▶ _SUPPLIED ENTRIES_
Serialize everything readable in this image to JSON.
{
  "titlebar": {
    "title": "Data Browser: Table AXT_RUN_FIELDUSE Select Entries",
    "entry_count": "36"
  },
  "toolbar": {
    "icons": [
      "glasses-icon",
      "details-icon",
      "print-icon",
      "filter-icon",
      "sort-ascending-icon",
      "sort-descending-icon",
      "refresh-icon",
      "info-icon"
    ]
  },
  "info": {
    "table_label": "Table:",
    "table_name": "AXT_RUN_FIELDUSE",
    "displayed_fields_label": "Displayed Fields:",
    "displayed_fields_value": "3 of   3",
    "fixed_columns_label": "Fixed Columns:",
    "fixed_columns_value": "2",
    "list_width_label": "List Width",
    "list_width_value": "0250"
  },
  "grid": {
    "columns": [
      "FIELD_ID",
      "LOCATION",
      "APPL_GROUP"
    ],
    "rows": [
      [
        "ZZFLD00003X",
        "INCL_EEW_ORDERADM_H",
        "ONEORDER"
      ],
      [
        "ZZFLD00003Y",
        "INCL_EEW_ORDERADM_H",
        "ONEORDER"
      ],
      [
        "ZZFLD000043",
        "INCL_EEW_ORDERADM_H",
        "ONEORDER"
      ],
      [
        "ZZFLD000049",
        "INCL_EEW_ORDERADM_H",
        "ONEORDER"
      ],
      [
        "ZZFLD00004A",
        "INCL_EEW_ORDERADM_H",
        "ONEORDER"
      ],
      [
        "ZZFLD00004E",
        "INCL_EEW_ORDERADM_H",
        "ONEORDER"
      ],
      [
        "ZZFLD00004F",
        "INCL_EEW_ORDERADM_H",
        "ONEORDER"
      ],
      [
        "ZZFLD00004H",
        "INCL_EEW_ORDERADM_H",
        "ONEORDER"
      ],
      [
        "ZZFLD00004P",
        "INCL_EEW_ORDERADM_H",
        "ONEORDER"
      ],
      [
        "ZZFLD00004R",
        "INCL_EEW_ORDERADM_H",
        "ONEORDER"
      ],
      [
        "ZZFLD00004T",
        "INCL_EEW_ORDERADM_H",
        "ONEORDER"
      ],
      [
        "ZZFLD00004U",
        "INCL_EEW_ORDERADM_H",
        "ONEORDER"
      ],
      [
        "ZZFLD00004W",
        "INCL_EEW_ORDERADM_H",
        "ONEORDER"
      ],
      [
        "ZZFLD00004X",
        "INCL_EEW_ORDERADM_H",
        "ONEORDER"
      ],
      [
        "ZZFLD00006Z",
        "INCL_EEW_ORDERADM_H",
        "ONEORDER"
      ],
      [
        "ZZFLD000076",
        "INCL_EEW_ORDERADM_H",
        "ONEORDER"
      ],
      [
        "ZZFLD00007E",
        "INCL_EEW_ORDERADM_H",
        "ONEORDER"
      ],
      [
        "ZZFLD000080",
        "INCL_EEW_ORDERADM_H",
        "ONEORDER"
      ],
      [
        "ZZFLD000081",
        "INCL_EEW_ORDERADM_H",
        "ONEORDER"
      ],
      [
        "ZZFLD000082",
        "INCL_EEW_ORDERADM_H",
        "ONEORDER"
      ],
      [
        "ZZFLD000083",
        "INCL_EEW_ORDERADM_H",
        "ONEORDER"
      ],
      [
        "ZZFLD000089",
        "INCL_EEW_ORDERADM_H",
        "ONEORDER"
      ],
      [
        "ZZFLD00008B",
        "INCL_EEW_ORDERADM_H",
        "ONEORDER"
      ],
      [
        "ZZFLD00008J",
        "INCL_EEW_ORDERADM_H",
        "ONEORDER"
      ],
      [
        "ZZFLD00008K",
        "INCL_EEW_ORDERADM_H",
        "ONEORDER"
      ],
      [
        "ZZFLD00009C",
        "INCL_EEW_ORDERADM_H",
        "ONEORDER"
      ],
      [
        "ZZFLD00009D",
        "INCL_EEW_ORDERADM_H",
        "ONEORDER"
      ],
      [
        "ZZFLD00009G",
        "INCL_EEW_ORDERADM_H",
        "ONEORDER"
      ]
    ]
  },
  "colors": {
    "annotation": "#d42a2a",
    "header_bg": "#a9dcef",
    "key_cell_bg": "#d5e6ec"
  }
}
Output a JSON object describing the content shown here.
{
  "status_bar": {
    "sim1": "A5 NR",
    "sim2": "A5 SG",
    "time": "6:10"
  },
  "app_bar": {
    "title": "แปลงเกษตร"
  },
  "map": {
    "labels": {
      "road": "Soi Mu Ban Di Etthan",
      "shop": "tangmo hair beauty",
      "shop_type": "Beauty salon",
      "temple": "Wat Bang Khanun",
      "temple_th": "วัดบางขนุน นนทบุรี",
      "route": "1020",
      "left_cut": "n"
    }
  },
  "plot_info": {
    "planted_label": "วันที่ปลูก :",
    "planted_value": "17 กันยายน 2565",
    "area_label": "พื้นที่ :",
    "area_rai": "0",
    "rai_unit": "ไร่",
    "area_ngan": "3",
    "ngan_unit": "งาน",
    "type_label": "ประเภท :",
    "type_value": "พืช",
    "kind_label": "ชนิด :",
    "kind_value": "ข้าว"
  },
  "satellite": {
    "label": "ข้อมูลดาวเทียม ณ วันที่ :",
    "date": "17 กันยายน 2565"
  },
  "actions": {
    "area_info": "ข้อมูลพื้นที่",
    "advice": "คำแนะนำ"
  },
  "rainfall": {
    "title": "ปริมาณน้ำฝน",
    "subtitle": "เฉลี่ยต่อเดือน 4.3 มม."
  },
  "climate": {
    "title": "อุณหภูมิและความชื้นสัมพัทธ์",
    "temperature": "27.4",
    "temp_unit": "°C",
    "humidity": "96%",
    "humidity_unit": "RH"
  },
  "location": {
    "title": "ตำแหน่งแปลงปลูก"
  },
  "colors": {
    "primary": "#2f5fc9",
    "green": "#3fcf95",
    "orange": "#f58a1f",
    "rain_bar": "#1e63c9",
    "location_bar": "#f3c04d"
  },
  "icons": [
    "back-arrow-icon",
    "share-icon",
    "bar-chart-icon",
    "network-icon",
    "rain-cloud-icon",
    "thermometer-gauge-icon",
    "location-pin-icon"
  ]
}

▶ _WHAT THIS TASK INVOLVES_
Would you write down every record again, exactly?

▶ _COMPLETE OUTPUT_
Serialize everything readable in this image to JSON.
{
  "titlebar": {
    "title": "Data Browser: Table AXT_RUN_FIELDUSE Select Entries",
    "entry_count": "36"
  },
  "toolbar": {
    "icons": [
      "glasses-icon",
      "details-icon",
      "print-icon",
      "filter-icon",
      "sort-ascending-icon",
      "sort-descending-icon",
      "refresh-icon",
      "info-icon"
    ]
  },
  "info": {
    "table_label": "Table:",
    "table_name": "AXT_RUN_FIELDUSE",
    "displayed_fields_label": "Displayed Fields:",
    "displayed_fields_value": "3 of   3",
    "fixed_columns_label": "Fixed Columns:",
    "fixed_columns_value": "2",
    "list_width_label": "List Width",
    "list_width_value": "0250"
  },
  "grid": {
    "columns": [
      "FIELD_ID",
      "LOCATION",
      "APPL_GROUP"
    ],
    "rows": [
      [
        "ZZFLD00003X",
        "INCL_EEW_ORDERADM_H",
        "ONEORDER"
      ],
      [
        "ZZFLD00003Y",
        "INCL_EEW_ORDERADM_H",
        "ONEORDER"
      ],
      [
        "ZZFLD000043",
        "INCL_EEW_ORDERADM_H",
        "ONEORDER"
      ],
      [
        "ZZFLD000049",
        "INCL_EEW_ORDERADM_H",
        "ONEORDER"
      ],
      [
        "ZZFLD00004A",
        "INCL_EEW_ORDERADM_H",
        "ONEORDER"
      ],
      [
        "ZZFLD00004E",
        "INCL_EEW_ORDERADM_H",
        "ONEORDER"
      ],
      [
        "ZZFLD00004F",
        "INCL_EEW_ORDERADM_H",
        "ONEORDER"
      ],
      [
        "ZZFLD00004H",
        "INCL_EEW_ORDERADM_H",
        "ONEORDER"
      ],
      [
        "ZZFLD00004P",
        "INCL_EEW_ORDERADM_H",
        "ONEORDER"
      ],
      [
        "ZZFLD00004R",
        "INCL_EEW_ORDERADM_H",
        "ONEORDER"
      ],
      [
        "ZZFLD00004T",
        "INCL_EEW_ORDERADM_H",
        "ONEORDER"
      ],
      [
        "ZZFLD00004U",
        "INCL_EEW_ORDERADM_H",
        "ONEORDER"
      ],
      [
        "ZZFLD00004W",
        "INCL_EEW_ORDERADM_H",
        "ONEORDER"
      ],
      [
        "ZZFLD00004X",
        "INCL_EEW_ORDERADM_H",
        "ONEORDER"
      ],
      [
        "ZZFLD00006Z",
        "INCL_EEW_ORDERADM_H",
        "ONEORDER"
      ],
      [
        "ZZFLD000076",
        "INCL_EEW_ORDERADM_H",
        "ONEORDER"
      ],
      [
        "ZZFLD00007E",
        "INCL_EEW_ORDERADM_H",
        "ONEORDER"
      ],
      [
        "ZZFLD000080",
        "INCL_EEW_ORDERADM_H",
        "ONEORDER"
      ],
      [
        "ZZFLD000081",
        "INCL_EEW_ORDERADM_H",
        "ONEORDER"
      ],
      [
        "ZZFLD000082",
        "INCL_EEW_ORDERADM_H",
        "ONEORDER"
      ],
      [
        "ZZFLD000083",
        "INCL_EEW_ORDERADM_H",
        "ONEORDER"
      ],
      [
        "ZZFLD000089",
        "INCL_EEW_ORDERADM_H",
        "ONEORDER"
      ],
      [
        "ZZFLD00008B",
        "INCL_EEW_ORDERADM_H",
        "ONEORDER"
      ],
      [
        "ZZFLD00008J",
        "INCL_EEW_ORDERADM_H",
        "ONEORDER"
      ],
      [
        "ZZFLD00008K",
        "INCL_EEW_ORDERADM_H",
        "ONEORDER"
      ],
      [
        "ZZFLD00009C",
        "INCL_EEW_ORDERADM_H",
        "ONEORDER"
      ],
      [
        "ZZFLD00009D",
        "INCL_EEW_ORDERADM_H",
        "ONEORDER"
      ],
      [
        "ZZFLD00009G",
        "INCL_EEW_ORDERADM_H",
        "ONEORDER"
      ]
    ]
  },
  "colors": {
    "annotation": "#d42a2a",
    "header_bg": "#a9dcef",
    "key_cell_bg": "#d5e6ec"
  }
}
Output a JSON object describing the content shown here.
{
  "status_bar": {
    "sim1": "A5 NR",
    "sim2": "A5 SG",
    "time": "6:10"
  },
  "app_bar": {
    "title": "แปลงเกษตร"
  },
  "map": {
    "labels": {
      "road": "Soi Mu Ban Di Etthan",
      "shop": "tangmo hair beauty",
      "shop_type": "Beauty salon",
      "temple": "Wat Bang Khanun",
      "temple_th": "วัดบางขนุน นนทบุรี",
      "route": "1020",
      "left_cut": "n"
    }
  },
  "plot_info": {
    "planted_label": "วันที่ปลูก :",
    "planted_value": "17 กันยายน 2565",
    "area_label": "พื้นที่ :",
    "area_rai": "0",
    "rai_unit": "ไร่",
    "area_ngan": "3",
    "ngan_unit": "งาน",
    "type_label": "ประเภท :",
    "type_value": "พืช",
    "kind_label": "ชนิด :",
    "kind_value": "ข้าว"
  },
  "satellite": {
    "label": "ข้อมูลดาวเทียม ณ วันที่ :",
    "date": "17 กันยายน 2565"
  },
  "actions": {
    "area_info": "ข้อมูลพื้นที่",
    "advice": "คำแนะนำ"
  },
  "rainfall": {
    "title": "ปริมาณน้ำฝน",
    "subtitle": "เฉลี่ยต่อเดือน 4.3 มม."
  },
  "climate": {
    "title": "อุณหภูมิและความชื้นสัมพัทธ์",
    "temperature": "27.4",
    "temp_unit": "°C",
    "humidity": "96%",
    "humidity_unit": "RH"
  },
  "location": {
    "title": "ตำแหน่งแปลงปลูก"
  },
  "colors": {
    "primary": "#2f5fc9",
    "green": "#3fcf95",
    "orange": "#f58a1f",
    "rain_bar": "#1e63c9",
    "location_bar": "#f3c04d"
  },
  "icons": [
    "back-arrow-icon",
    "share-icon",
    "bar-chart-icon",
    "network-icon",
    "rain-cloud-icon",
    "thermometer-gauge-icon",
    "location-pin-icon"
  ]
}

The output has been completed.